#### Written task:
Write out the entries below once more, exactly.

Items from a data source
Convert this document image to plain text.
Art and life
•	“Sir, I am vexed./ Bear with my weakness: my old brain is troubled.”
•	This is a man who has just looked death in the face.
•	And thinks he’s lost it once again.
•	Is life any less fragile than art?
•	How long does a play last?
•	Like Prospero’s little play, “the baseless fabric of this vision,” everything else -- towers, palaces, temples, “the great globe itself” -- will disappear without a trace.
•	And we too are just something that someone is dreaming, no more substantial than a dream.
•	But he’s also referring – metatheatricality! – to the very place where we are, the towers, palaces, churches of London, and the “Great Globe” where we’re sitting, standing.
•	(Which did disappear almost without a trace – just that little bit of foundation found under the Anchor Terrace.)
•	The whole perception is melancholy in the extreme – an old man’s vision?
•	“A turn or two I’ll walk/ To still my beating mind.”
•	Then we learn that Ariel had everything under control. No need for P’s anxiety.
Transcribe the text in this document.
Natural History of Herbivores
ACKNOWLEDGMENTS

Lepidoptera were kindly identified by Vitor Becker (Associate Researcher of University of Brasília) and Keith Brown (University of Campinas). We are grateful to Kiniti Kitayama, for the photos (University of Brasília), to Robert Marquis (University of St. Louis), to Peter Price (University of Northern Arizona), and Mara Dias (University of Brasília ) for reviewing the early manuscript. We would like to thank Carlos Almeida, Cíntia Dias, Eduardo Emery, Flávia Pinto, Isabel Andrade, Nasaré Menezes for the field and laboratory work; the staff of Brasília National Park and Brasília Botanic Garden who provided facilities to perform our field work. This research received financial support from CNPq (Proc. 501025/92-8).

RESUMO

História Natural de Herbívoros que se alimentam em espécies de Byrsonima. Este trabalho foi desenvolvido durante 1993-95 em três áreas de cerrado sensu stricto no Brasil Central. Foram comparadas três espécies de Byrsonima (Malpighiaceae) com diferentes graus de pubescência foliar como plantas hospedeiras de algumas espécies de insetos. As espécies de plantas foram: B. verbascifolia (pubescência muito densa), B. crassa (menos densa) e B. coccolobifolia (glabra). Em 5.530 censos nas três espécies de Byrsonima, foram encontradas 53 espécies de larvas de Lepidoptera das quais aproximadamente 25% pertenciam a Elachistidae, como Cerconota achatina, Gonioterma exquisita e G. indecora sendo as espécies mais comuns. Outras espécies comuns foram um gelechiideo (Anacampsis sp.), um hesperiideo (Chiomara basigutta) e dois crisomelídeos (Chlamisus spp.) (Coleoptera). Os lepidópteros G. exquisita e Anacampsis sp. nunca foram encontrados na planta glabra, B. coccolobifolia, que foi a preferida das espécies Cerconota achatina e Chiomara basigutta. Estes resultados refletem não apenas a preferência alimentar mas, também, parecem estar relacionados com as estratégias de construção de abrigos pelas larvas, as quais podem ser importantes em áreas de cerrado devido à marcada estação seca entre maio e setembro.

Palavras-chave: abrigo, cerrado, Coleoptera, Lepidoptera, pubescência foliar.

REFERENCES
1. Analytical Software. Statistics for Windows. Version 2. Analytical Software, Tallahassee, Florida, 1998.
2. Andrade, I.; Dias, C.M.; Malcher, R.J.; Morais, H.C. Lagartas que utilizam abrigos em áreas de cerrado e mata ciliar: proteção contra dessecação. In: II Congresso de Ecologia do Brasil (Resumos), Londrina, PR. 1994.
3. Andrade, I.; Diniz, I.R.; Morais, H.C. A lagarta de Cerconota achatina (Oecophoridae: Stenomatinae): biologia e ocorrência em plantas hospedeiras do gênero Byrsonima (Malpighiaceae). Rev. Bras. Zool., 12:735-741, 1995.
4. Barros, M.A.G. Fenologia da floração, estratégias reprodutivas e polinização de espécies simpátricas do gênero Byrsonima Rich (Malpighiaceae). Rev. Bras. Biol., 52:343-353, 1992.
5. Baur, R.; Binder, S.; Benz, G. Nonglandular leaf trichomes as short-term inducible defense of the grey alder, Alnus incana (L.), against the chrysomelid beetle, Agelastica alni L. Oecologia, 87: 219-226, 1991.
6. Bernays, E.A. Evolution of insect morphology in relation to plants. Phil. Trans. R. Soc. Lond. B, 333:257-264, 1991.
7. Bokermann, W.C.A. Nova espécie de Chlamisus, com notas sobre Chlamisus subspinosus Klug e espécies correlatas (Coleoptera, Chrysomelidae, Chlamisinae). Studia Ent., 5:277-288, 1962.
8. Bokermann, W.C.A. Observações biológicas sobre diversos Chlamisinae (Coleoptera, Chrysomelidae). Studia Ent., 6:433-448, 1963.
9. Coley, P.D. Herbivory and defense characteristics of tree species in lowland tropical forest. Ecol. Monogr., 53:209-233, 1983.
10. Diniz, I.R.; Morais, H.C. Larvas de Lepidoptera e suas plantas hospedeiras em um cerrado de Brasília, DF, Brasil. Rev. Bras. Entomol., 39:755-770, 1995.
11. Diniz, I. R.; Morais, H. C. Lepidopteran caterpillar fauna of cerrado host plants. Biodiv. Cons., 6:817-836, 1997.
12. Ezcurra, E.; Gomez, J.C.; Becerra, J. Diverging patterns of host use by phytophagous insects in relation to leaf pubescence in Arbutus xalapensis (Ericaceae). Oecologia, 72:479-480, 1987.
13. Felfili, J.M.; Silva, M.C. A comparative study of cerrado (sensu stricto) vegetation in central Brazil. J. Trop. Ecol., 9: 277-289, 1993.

#### Correct answer:
Convert this document image to plain text.
Art and life
•	“Sir, I am vexed./ Bear with my weakness: my old brain is troubled.”
•	This is a man who has just looked death in the face.
•	And thinks he’s lost it once again.
•	Is life any less fragile than art?
•	How long does a play last?
•	Like Prospero’s little play, “the baseless fabric of this vision,” everything else -- towers, palaces, temples, “the great globe itself” -- will disappear without a trace.
•	And we too are just something that someone is dreaming, no more substantial than a dream.
•	But he’s also referring – metatheatricality! – to the very place where we are, the towers, palaces, churches of London, and the “Great Globe” where we’re sitting, standing.
•	(Which did disappear almost without a trace – just that little bit of foundation found under the Anchor Terrace.)
•	The whole perception is melancholy in the extreme – an old man’s vision?
•	“A turn or two I’ll walk/ To still my beating mind.”
•	Then we learn that Ariel had everything under control. No need for P’s anxiety.
Transcribe the text in this document.
Natural History of Herbivores
ACKNOWLEDGMENTS

Lepidoptera were kindly identified by Vitor Becker (Associate Researcher of University of Brasília) and Keith Brown (University of Campinas). We are grateful to Kiniti Kitayama, for the photos (University of Brasília), to Robert Marquis (University of St. Louis), to Peter Price (University of Northern Arizona), and Mara Dias (University of Brasília ) for reviewing the early manuscript. We would like to thank Carlos Almeida, Cíntia Dias, Eduardo Emery, Flávia Pinto, Isabel Andrade, Nasaré Menezes for the field and laboratory work; the staff of Brasília National Park and Brasília Botanic Garden who provided facilities to perform our field work. This research received financial support from CNPq (Proc. 501025/92-8).

RESUMO

História Natural de Herbívoros que se alimentam em espécies de Byrsonima. Este trabalho foi desenvolvido durante 1993-95 em três áreas de cerrado sensu stricto no Brasil Central. Foram comparadas três espécies de Byrsonima (Malpighiaceae) com diferentes graus de pubescência foliar como plantas hospedeiras de algumas espécies de insetos. As espécies de plantas foram: B. verbascifolia (pubescência muito densa), B. crassa (menos densa) e B. coccolobifolia (glabra). Em 5.530 censos nas três espécies de Byrsonima, foram encontradas 53 espécies de larvas de Lepidoptera das quais aproximadamente 25% pertenciam a Elachistidae, como Cerconota achatina, Gonioterma exquisita e G. indecora sendo as espécies mais comuns. Outras espécies comuns foram um gelechiideo (Anacampsis sp.), um hesperiideo (Chiomara basigutta) e dois crisomelídeos (Chlamisus spp.) (Coleoptera). Os lepidópteros G. exquisita e Anacampsis sp. nunca foram encontrados na planta glabra, B. coccolobifolia, que foi a preferida das espécies Cerconota achatina e Chiomara basigutta. Estes resultados refletem não apenas a preferência alimentar mas, também, parecem estar relacionados com as estratégias de construção de abrigos pelas larvas, as quais podem ser importantes em áreas de cerrado devido à marcada estação seca entre maio e setembro.

Palavras-chave: abrigo, cerrado, Coleoptera, Lepidoptera, pubescência foliar.

REFERENCES
1. Analytical Software. Statistics for Windows. Version 2. Analytical Software, Tallahassee, Florida, 1998.
2. Andrade, I.; Dias, C.M.; Malcher, R.J.; Morais, H.C. Lagartas que utilizam abrigos em áreas de cerrado e mata ciliar: proteção contra dessecação. In: II Congresso de Ecologia do Brasil (Resumos), Londrina, PR. 1994.
3. Andrade, I.; Diniz, I.R.; Morais, H.C. A lagarta de Cerconota achatina (Oecophoridae: Stenomatinae): biologia e ocorrência em plantas hospedeiras do gênero Byrsonima (Malpighiaceae). Rev. Bras. Zool., 12:735-741, 1995.
4. Barros, M.A.G. Fenologia da floração, estratégias reprodutivas e polinização de espécies simpátricas do gênero Byrsonima Rich (Malpighiaceae). Rev. Bras. Biol., 52:343-353, 1992.
5. Baur, R.; Binder, S.; Benz, G. Nonglandular leaf trichomes as short-term inducible defense of the grey alder, Alnus incana (L.), against the chrysomelid beetle, Agelastica alni L. Oecologia, 87: 219-226, 1991.
6. Bernays, E.A. Evolution of insect morphology in relation to plants. Phil. Trans. R. Soc. Lond. B, 333:257-264, 1991.
7. Bokermann, W.C.A. Nova espécie de Chlamisus, com notas sobre Chlamisus subspinosus Klug e espécies correlatas (Coleoptera, Chrysomelidae, Chlamisinae). Studia Ent., 5:277-288, 1962.
8. Bokermann, W.C.A. Observações biológicas sobre diversos Chlamisinae (Coleoptera, Chrysomelidae). Studia Ent., 6:433-448, 1963.
9. Coley, P.D. Herbivory and defense characteristics of tree species in lowland tropical forest. Ecol. Monogr., 53:209-233, 1983.
10. Diniz, I.R.; Morais, H.C. Larvas de Lepidoptera e suas plantas hospedeiras em um cerrado de Brasília, DF, Brasil. Rev. Bras. Entomol., 39:755-770, 1995.
11. Diniz, I. R.; Morais, H. C. Lepidopteran caterpillar fauna of cerrado host plants. Biodiv. Cons., 6:817-836, 1997.
12. Ezcurra, E.; Gomez, J.C.; Becerra, J. Diverging patterns of host use by phytophagous insects in relation to leaf pubescence in Arbutus xalapensis (Ericaceae). Oecologia, 72:479-480, 1987.
13. Felfili, J.M.; Silva, M.C. A comparative study of cerrado (sensu stricto) vegetation in central Brazil. J. Trop. Ecol., 9: 277-289, 1993.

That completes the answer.